Locate every line that holds the string "SDTVAR" and copy it.

> _Material to process_
● ● ● ● ● ● ●

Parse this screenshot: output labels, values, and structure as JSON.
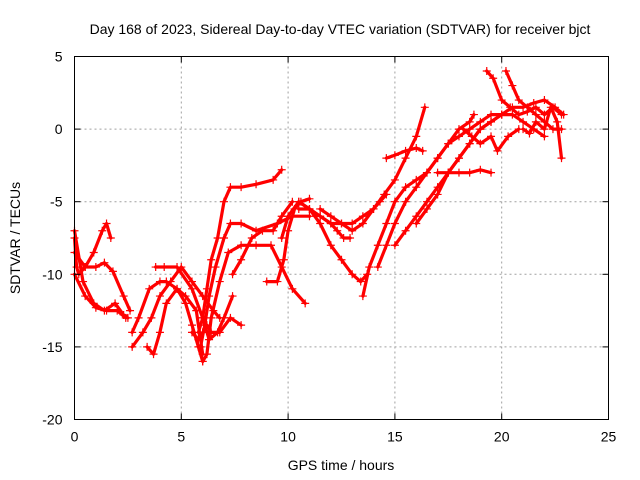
{
  "chart_data": {
    "type": "scatter",
    "title": "Day 168 of 2023, Sidereal Day-to-day VTEC variation (SDTVAR) for receiver bjct",
    "xlabel": "GPS time / hours",
    "ylabel": "SDTVAR / TECUs",
    "xlim": [
      0,
      25
    ],
    "ylim": [
      -20,
      5
    ],
    "xticks": [
      0,
      5,
      10,
      15,
      20,
      25
    ],
    "yticks": [
      5,
      0,
      -5,
      -10,
      -15,
      -20
    ],
    "xtick_labels": [
      "0",
      "5",
      "10",
      "15",
      "20",
      "25"
    ],
    "ytick_labels": [
      "5",
      "0",
      "-5",
      "-10",
      "-15",
      "-20"
    ],
    "grid": true,
    "legend": "none",
    "marker": "plus",
    "color": "#ff0000",
    "series": [
      {
        "x": [
          0.0,
          0.4,
          0.9,
          1.4,
          1.9,
          2.3,
          2.5
        ],
        "y": [
          -7,
          -10.5,
          -12,
          -12.5,
          -12,
          -12.8,
          -13
        ]
      },
      {
        "x": [
          0.0,
          0.5,
          1.0,
          1.4,
          1.8,
          2.3,
          2.6
        ],
        "y": [
          -8.5,
          -9.5,
          -9.5,
          -9.2,
          -9.8,
          -11.5,
          -12.5
        ]
      },
      {
        "x": [
          0.0,
          0.1,
          0.2,
          0.5,
          0.9,
          1.3,
          1.5,
          1.7
        ],
        "y": [
          -7.5,
          -9.5,
          -10,
          -9.5,
          -8.5,
          -7,
          -6.5,
          -7.5
        ]
      },
      {
        "x": [
          0.0,
          0.5,
          1.0,
          1.5,
          2.0,
          2.4
        ],
        "y": [
          -10,
          -11.5,
          -12.3,
          -12.5,
          -12.5,
          -13
        ]
      },
      {
        "x": [
          2.7,
          3.2,
          3.6,
          4.0,
          4.5,
          5.0,
          5.5,
          6.0,
          6.5,
          6.8
        ],
        "y": [
          -15,
          -14,
          -13,
          -11.5,
          -10.5,
          -9.5,
          -10.5,
          -11.5,
          -12.5,
          -13
        ]
      },
      {
        "x": [
          2.7,
          3.0,
          3.5,
          4.0,
          4.3,
          4.8,
          5.2,
          5.5,
          5.8,
          6.0
        ],
        "y": [
          -14,
          -13,
          -11,
          -10.5,
          -10.5,
          -11,
          -12,
          -13.5,
          -15,
          -16
        ]
      },
      {
        "x": [
          3.4,
          3.7,
          4.0,
          4.3,
          4.8,
          5.2,
          5.7,
          6.0
        ],
        "y": [
          -15,
          -15.5,
          -14,
          -12,
          -11,
          -11.5,
          -12.5,
          -15.5
        ]
      },
      {
        "x": [
          3.8,
          4.2,
          4.8,
          5.5,
          6.0,
          6.3,
          6.7,
          7.0,
          7.4
        ],
        "y": [
          -9.5,
          -9.5,
          -9.5,
          -11,
          -13,
          -14.5,
          -14,
          -13,
          -11.5
        ]
      },
      {
        "x": [
          5.5,
          5.8,
          6.0,
          6.2,
          6.4,
          6.8,
          7.3,
          7.8
        ],
        "y": [
          -14,
          -14.5,
          -14,
          -13.5,
          -14,
          -14,
          -13,
          -13.5
        ]
      },
      {
        "x": [
          5.8,
          6.0,
          6.2,
          6.4,
          6.7,
          7.0,
          7.3,
          7.8,
          8.5,
          9.3,
          9.7
        ],
        "y": [
          -14,
          -13,
          -11,
          -9,
          -7.5,
          -5,
          -4,
          -4,
          -3.8,
          -3.5,
          -2.8
        ]
      },
      {
        "x": [
          5.9,
          6.1,
          6.3,
          6.6,
          7.0,
          7.3,
          7.8,
          8.5,
          9.5,
          10.2,
          11.0
        ],
        "y": [
          -15,
          -13.5,
          -11.5,
          -9.5,
          -7.5,
          -6.5,
          -6.5,
          -7,
          -6.5,
          -6,
          -6
        ]
      },
      {
        "x": [
          6.0,
          6.2,
          6.4,
          6.8,
          7.2,
          7.8,
          8.5,
          9.2,
          9.7,
          10.2,
          10.8
        ],
        "y": [
          -16,
          -15.5,
          -13,
          -10.5,
          -8.5,
          -8,
          -8,
          -8,
          -9.5,
          -11,
          -12
        ]
      },
      {
        "x": [
          7.4,
          7.8,
          8.3,
          8.8,
          9.3,
          9.7,
          10.2
        ],
        "y": [
          -10,
          -9,
          -7.5,
          -7,
          -7,
          -6,
          -5
        ]
      },
      {
        "x": [
          9.0,
          9.5,
          9.8,
          10.0,
          10.3,
          10.6,
          11.0
        ],
        "y": [
          -10.5,
          -10.5,
          -9,
          -7,
          -5.5,
          -5,
          -4.8
        ]
      },
      {
        "x": [
          9.7,
          10.0,
          10.5,
          11.0,
          11.5,
          12.0,
          12.3,
          12.6,
          12.9
        ],
        "y": [
          -7.5,
          -6,
          -5,
          -5.5,
          -6,
          -6.5,
          -7,
          -7.5,
          -7.5
        ]
      },
      {
        "x": [
          10.5,
          11.0,
          11.5,
          12.0,
          12.5,
          13.0,
          13.4,
          13.7
        ],
        "y": [
          -5.5,
          -5.5,
          -6.5,
          -8,
          -9,
          -10,
          -10.5,
          -10
        ]
      },
      {
        "x": [
          10.5,
          11.0,
          11.5,
          12.0,
          12.5,
          13.0,
          13.5,
          14.0,
          14.3,
          14.6
        ],
        "y": [
          -5,
          -5.5,
          -6,
          -6.5,
          -6.5,
          -6.5,
          -6,
          -5.5,
          -5,
          -4.5
        ]
      },
      {
        "x": [
          11.5,
          12.0,
          12.5,
          13.0,
          13.5,
          14.0,
          14.5,
          15.0,
          15.5,
          16.0,
          16.4
        ],
        "y": [
          -5.5,
          -6,
          -6.5,
          -7,
          -6.5,
          -5.5,
          -4.5,
          -3.5,
          -2,
          -0.5,
          1.5
        ]
      },
      {
        "x": [
          13.5,
          13.8,
          14.2,
          14.6,
          15.0,
          15.5,
          16.0,
          16.5,
          17.0,
          17.5,
          18.0,
          18.5,
          18.7
        ],
        "y": [
          -11.5,
          -9.5,
          -8,
          -6.5,
          -5,
          -4,
          -3.5,
          -3,
          -2,
          -1,
          0,
          0.5,
          1
        ]
      },
      {
        "x": [
          14.2,
          14.6,
          15.0,
          15.5,
          16.0,
          16.5,
          17.0,
          17.5,
          18.0,
          18.5,
          19.0,
          19.5,
          20.0
        ],
        "y": [
          -9.5,
          -8,
          -6.5,
          -5,
          -4,
          -3,
          -2,
          -1,
          -0.5,
          0,
          0.5,
          1,
          1
        ]
      },
      {
        "x": [
          14.6,
          15.0,
          15.5,
          16.0,
          16.3
        ],
        "y": [
          -2,
          -1.8,
          -1.5,
          -1.3,
          -1.5
        ]
      },
      {
        "x": [
          15.0,
          15.5,
          16.0,
          16.5,
          17.0,
          17.5,
          18.0,
          18.5,
          19.0,
          19.5,
          20.0,
          20.5,
          21.0,
          21.5,
          22.0,
          22.5,
          22.9
        ],
        "y": [
          -8,
          -7,
          -6,
          -5,
          -4,
          -3,
          -2,
          -1,
          0,
          0.5,
          1,
          1.5,
          1.5,
          1.8,
          2,
          1.5,
          1
        ]
      },
      {
        "x": [
          16.0,
          16.5,
          17.0,
          17.5,
          18.0,
          18.5,
          19.0,
          19.5,
          20.0,
          20.5,
          21.0,
          21.5,
          22.0
        ],
        "y": [
          -6.5,
          -5.5,
          -4.5,
          -3,
          -2,
          -1,
          0,
          0.5,
          1,
          1,
          0.5,
          0,
          -0.5
        ]
      },
      {
        "x": [
          17.0,
          17.5,
          18.0,
          18.5,
          19.0,
          19.5
        ],
        "y": [
          -3,
          -3,
          -3,
          -3,
          -2.8,
          -3
        ]
      },
      {
        "x": [
          18.2,
          18.6,
          19.0,
          19.5,
          19.8,
          20.3,
          20.8
        ],
        "y": [
          0,
          -0.5,
          -1,
          -0.5,
          -1.5,
          -0.5,
          0
        ]
      },
      {
        "x": [
          19.3,
          19.6,
          20.0,
          20.4,
          20.8,
          21.2,
          21.6,
          22.0,
          22.4,
          22.8
        ],
        "y": [
          4,
          3.5,
          2,
          1.5,
          1,
          1.2,
          1.5,
          1,
          1.5,
          1
        ]
      },
      {
        "x": [
          20.2,
          20.5,
          20.8,
          21.2,
          21.6,
          22.0,
          22.4,
          22.8
        ],
        "y": [
          4,
          3,
          2,
          1.5,
          1,
          0.5,
          0,
          0
        ]
      },
      {
        "x": [
          21.0,
          21.3,
          21.6,
          22.0,
          22.3,
          22.6,
          22.8
        ],
        "y": [
          0,
          -0.3,
          0.5,
          0,
          1.5,
          0.5,
          -2
        ]
      }
    ]
  }
}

● ● ● ● ● ● ●

> _Answer for the task_
    "title": "Day 168 of 2023, Sidereal Day-to-day VTEC variation (SDTVAR) for receiver bjct",
    "ylabel": "SDTVAR / TECUs",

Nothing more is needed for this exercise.